## [Segmento do documento]
+===+

# Gelo, geada, sincelo e neve 23 – 27 de Dezembro



## Dan (28 Dez 2008 às 00:22)

Poças de água geladas no dia 23.


----------



## Dan (28 Dez 2008 às 00:30)

Fotos de sincelo na região da Vilariça no dia 24.


----------



## Daniel Vilão (28 Dez 2008 às 00:32)

Dan disse:


>



Excelente fotografia.
Faz um belo efeito, parece algo como vidros partidos.


----------



## Dan (28 Dez 2008 às 00:36)

Geada em Bragança no dia 24.


----------



## Fil (2 Jan 2009 às 03:31)

Rio Sabor e Rio Igrejas (duas últimas) congelados no dia 24:









































Rio Sabor no dia 26:


----------



## João Soares (2 Jan 2009 às 12:52)

Excelentes fotos, *Dan* e *Fil*!

São um regalo para os olhos , para quem não tem possibilidade de visualizar isso


----------



## Dan (2 Jan 2009 às 18:37)

Uma paisagem bem invernal. Os rios estavam completamente gelados


----------



## MSantos (2 Jan 2009 às 19:32)

Os rios ficaram mesmo bonitos

Infelizmente o rio Fervença não congela em Bragança, tem demasiada corrente para isso


----------



## Dan (2 Jan 2009 às 20:11)

MSantos disse:


> Os rios ficaram mesmo bonitos
> 
> Infelizmente o rio Fervença não congela em Bragança, tem demasiada corrente para isso



Também gela de vez em quando. 

Uma foto de Dezembro de 2007 com o rio Fervença parcialmente gelado.


----------



## AnDré (4 Jan 2009 às 01:41)

Imagens nacionais de causar arrepios até à espinha!

Muito boas!


----------



## Brigantia (4 Jan 2009 às 23:50)

Preparem as máquinas que no fim da próxima semana os rios da região devem voltar a congelar


----------



## Z13 (5 Jan 2009 às 00:01)

MSantos disse:


> Os rios ficaram mesmo bonitos
> 
> Infelizmente o rio Fervença não congela em Bragança, tem demasiada corrente para isso





É menos frequente, mas vai acontecendo! Encontrei uma foto de Dezembro de 2004, junto do anfiteatro do Polis.








________


----------



## MSantos (5 Jan 2009 às 00:33)

Eu nunca vi o Fervença gelado

Essas imagens são da zona do polis certo? Nesse local devido às pequenas represas o rio abranda, o que permite a formação de gelo No restante curso o rio é turbulento.


----------



## actioman (6 Jan 2009 às 09:52)

Quem é que quer neve, com umas imagens fantásticas destas, onde tudo para por obra e graça do senhor gelo!  

Grandes fotos! E essas geadas são autenticos nevões!


----------

+===+

## [Excertos dos dados]
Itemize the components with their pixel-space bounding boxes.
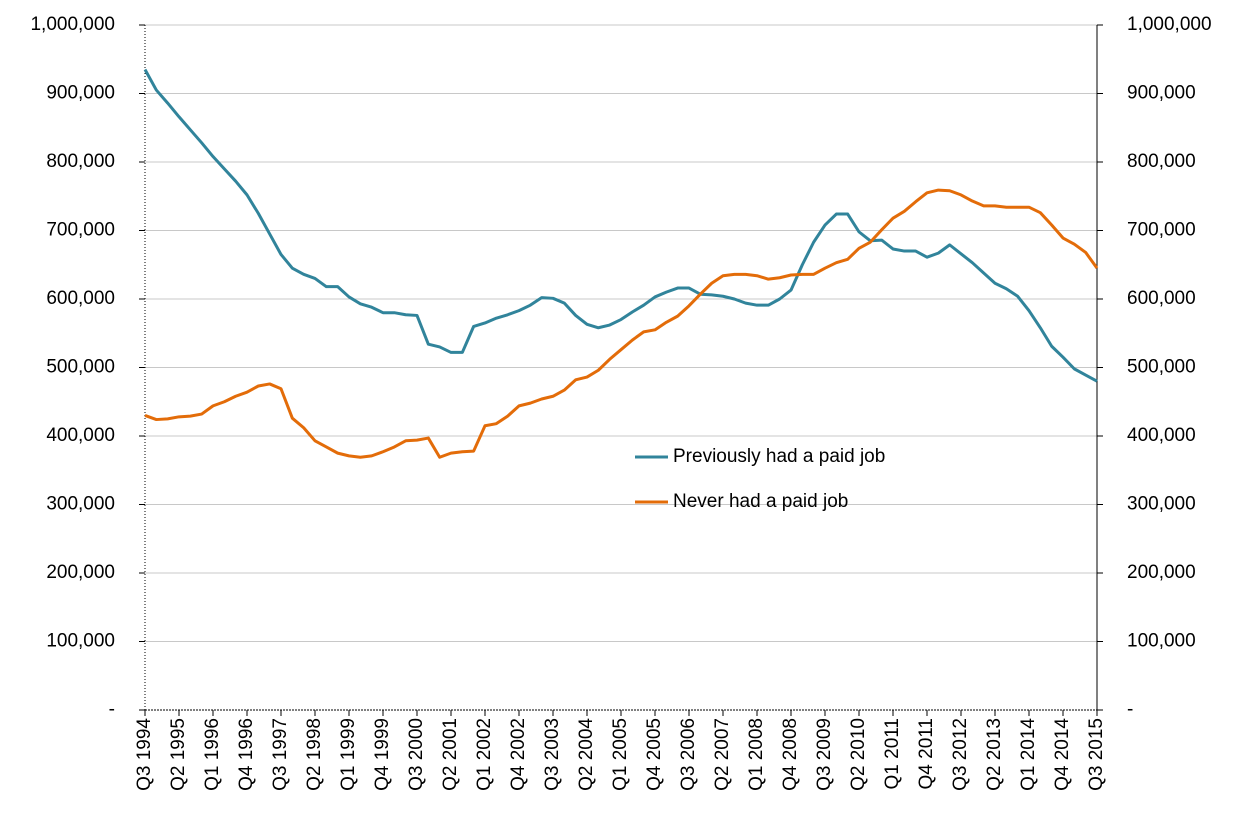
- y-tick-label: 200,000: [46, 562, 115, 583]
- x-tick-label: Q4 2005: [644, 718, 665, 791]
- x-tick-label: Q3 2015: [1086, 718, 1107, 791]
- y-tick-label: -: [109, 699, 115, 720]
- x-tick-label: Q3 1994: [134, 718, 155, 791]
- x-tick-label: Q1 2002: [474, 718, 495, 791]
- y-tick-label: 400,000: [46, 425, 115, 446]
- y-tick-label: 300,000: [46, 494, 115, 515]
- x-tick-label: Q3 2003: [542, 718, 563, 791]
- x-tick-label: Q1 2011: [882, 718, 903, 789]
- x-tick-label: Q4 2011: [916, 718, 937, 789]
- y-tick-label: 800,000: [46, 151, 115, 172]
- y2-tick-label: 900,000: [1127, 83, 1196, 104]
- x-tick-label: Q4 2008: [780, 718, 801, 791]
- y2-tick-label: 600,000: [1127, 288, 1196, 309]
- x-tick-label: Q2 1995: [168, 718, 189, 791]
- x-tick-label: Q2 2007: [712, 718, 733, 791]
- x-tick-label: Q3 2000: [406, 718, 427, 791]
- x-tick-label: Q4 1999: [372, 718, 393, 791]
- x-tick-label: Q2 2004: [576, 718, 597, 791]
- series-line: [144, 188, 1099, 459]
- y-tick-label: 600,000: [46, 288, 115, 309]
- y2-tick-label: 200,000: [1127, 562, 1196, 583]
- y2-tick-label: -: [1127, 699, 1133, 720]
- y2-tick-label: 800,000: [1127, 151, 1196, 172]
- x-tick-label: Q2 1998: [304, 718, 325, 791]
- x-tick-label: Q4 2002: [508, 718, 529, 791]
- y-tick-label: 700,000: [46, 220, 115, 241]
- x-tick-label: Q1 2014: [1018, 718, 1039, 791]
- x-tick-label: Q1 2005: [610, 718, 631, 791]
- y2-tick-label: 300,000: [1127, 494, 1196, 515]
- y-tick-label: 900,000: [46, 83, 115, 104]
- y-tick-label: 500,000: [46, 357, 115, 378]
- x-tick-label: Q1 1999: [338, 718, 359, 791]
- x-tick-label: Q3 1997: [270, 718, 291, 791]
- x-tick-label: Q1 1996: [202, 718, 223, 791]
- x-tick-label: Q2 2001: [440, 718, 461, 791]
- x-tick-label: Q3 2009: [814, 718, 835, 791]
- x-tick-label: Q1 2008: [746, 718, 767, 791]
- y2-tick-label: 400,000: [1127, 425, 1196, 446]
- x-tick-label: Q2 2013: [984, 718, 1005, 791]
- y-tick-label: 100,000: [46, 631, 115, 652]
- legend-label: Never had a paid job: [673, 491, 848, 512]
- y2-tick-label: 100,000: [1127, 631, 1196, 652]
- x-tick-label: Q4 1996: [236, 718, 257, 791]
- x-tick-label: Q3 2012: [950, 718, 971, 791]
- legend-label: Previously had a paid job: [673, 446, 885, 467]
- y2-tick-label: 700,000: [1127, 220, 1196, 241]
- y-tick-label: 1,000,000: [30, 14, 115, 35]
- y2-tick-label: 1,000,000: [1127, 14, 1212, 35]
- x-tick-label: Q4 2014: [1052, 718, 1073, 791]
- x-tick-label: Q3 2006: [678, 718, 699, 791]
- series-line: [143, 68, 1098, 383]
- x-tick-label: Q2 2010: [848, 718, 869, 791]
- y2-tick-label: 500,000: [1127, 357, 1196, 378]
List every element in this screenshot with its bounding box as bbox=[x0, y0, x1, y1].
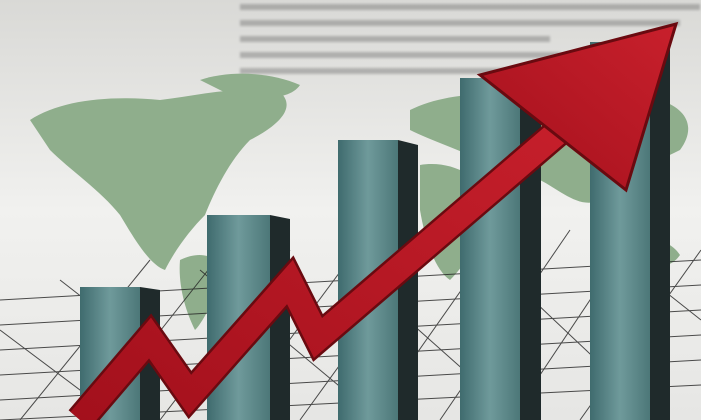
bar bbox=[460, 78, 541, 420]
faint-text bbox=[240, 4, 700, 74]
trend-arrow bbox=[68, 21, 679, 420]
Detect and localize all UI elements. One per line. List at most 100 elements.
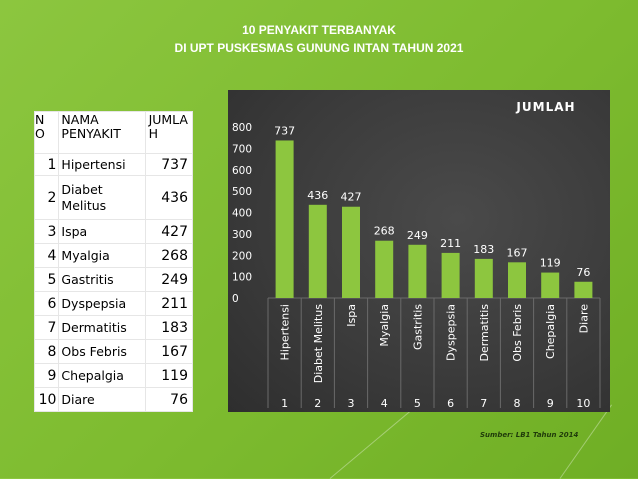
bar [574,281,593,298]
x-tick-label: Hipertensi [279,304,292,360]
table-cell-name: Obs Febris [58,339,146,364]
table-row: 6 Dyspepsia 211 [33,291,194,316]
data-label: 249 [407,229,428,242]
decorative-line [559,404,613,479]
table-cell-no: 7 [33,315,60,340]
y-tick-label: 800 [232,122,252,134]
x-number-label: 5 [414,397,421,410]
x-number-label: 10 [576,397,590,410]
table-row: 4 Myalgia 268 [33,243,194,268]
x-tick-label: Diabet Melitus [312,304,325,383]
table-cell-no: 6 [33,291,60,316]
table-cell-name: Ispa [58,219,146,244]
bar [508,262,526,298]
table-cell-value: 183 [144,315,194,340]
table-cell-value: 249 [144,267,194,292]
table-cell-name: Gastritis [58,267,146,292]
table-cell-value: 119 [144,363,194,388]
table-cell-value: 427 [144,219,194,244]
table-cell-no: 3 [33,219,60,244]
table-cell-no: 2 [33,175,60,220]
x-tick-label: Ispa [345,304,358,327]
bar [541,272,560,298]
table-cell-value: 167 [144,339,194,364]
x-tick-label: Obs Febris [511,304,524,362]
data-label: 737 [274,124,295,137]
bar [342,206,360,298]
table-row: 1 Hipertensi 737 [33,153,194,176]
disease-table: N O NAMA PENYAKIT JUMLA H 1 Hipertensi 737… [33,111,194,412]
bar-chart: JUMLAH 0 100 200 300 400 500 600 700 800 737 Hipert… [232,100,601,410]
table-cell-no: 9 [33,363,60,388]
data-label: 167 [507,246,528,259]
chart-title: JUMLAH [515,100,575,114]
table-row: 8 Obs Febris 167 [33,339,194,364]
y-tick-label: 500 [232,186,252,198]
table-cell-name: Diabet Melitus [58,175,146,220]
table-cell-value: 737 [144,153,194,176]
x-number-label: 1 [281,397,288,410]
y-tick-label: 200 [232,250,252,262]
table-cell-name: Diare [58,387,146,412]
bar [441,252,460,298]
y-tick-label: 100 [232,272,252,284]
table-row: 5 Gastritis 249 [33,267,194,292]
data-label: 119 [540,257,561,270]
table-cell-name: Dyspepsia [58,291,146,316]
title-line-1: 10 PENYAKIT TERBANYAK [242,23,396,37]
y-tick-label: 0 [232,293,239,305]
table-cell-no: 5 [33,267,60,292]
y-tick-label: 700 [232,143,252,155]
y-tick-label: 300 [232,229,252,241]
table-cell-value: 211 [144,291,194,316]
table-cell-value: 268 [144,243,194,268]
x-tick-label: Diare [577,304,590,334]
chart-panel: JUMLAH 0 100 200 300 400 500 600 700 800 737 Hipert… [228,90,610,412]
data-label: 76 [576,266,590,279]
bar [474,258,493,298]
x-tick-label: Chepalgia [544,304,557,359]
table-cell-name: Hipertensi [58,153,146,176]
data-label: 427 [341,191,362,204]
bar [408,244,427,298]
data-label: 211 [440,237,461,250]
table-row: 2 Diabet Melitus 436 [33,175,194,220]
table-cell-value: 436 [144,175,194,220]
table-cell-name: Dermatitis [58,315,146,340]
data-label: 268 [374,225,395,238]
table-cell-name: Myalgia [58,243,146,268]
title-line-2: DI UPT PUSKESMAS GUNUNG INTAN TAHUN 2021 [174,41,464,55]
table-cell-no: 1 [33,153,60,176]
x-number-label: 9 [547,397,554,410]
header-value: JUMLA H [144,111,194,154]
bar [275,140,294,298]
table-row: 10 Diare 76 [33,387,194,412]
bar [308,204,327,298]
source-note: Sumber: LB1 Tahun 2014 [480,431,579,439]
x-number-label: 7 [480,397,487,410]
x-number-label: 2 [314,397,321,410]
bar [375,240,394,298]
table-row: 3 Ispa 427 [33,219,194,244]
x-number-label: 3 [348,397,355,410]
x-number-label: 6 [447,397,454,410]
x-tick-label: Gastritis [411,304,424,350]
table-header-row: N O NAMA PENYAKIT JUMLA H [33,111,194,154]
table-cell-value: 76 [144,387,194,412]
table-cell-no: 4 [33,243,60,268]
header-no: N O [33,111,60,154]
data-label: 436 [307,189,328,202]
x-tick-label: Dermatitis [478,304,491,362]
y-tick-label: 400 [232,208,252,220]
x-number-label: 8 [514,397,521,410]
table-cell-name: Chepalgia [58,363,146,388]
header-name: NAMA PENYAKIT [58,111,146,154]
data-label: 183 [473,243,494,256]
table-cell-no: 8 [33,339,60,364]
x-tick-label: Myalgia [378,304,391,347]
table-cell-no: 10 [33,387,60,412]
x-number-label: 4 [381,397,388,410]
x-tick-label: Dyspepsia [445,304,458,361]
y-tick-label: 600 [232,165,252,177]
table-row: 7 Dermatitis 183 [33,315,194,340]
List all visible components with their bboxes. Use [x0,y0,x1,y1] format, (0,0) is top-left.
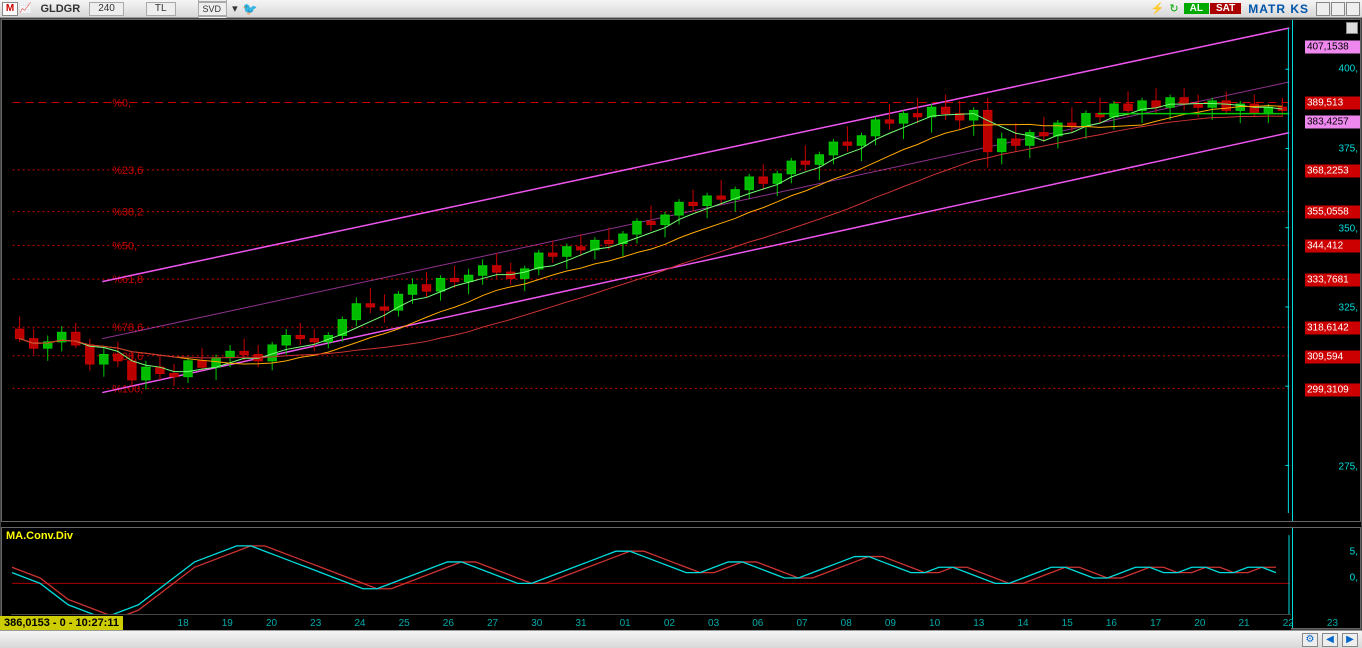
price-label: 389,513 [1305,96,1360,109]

+===+

## [Tarefa do exercício]
Traduza para inglês, por favor, esta frase do tópico sobre gelo e geada: «Faz um belo efeito, parece algo como vidros partidos.»

## [Resposta completa]
It makes a beautiful effect; it looks something like broken glass.